# [Set exercise]
Which lines have the string "croissance"? Copy all of them from the entries below.

# [Task input]
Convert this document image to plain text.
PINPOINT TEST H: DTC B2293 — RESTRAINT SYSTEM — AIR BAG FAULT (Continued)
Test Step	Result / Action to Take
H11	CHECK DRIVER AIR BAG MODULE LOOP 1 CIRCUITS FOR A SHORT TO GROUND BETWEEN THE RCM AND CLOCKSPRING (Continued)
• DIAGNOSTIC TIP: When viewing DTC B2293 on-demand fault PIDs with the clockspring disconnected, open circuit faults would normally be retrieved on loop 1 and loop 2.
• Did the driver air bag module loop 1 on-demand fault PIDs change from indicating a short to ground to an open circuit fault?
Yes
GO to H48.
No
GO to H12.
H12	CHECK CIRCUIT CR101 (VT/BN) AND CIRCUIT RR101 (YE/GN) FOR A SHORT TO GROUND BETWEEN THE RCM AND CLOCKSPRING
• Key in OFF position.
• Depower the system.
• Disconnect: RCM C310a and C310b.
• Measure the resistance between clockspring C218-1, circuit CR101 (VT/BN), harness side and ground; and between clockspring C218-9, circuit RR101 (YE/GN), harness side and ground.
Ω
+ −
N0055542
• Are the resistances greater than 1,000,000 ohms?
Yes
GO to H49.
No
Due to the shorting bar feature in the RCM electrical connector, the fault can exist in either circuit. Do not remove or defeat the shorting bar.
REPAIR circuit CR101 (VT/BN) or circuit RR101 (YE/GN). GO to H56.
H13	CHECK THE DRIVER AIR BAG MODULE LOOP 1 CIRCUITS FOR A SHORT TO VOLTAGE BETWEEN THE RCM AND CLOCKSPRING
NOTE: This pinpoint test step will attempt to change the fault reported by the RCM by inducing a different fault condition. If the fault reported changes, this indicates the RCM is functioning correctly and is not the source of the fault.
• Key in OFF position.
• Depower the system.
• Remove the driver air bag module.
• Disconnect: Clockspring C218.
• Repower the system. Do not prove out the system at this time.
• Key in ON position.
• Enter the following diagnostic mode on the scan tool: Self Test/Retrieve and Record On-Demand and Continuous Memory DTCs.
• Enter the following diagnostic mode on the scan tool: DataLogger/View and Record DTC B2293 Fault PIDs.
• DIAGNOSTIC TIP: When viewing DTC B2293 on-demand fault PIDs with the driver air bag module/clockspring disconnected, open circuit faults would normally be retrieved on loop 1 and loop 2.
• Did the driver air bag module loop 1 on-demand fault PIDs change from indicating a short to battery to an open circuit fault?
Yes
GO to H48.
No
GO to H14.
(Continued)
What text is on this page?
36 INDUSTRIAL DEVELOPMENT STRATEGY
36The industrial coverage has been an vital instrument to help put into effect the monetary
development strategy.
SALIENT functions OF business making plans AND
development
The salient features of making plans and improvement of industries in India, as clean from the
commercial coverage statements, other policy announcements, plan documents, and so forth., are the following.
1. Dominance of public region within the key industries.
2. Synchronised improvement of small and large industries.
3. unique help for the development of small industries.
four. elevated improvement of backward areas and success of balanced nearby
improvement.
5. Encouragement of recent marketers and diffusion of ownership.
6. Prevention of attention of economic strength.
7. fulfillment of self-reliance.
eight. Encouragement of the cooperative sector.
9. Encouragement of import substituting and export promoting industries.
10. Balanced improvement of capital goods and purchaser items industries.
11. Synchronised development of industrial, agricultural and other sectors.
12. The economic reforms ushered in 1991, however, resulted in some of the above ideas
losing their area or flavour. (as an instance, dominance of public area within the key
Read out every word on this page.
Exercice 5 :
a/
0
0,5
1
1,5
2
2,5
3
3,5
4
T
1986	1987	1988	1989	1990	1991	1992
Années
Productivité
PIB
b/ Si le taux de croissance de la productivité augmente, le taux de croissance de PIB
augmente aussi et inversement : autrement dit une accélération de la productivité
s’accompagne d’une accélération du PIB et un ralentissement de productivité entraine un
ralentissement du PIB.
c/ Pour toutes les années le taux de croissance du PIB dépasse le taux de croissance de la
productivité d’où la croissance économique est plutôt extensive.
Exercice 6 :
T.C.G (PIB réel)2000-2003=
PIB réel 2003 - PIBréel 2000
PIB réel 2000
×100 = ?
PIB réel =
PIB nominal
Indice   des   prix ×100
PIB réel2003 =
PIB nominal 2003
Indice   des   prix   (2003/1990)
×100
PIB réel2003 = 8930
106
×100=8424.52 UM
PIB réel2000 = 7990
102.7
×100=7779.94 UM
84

# [Answer to the problem]
b/ Si le taux de croissance de la productivité augmente, le taux de croissance de PIB
c/ Pour toutes les années le taux de croissance du PIB dépasse le taux de croissance de la
productivité d’où la croissance économique est plutôt extensive.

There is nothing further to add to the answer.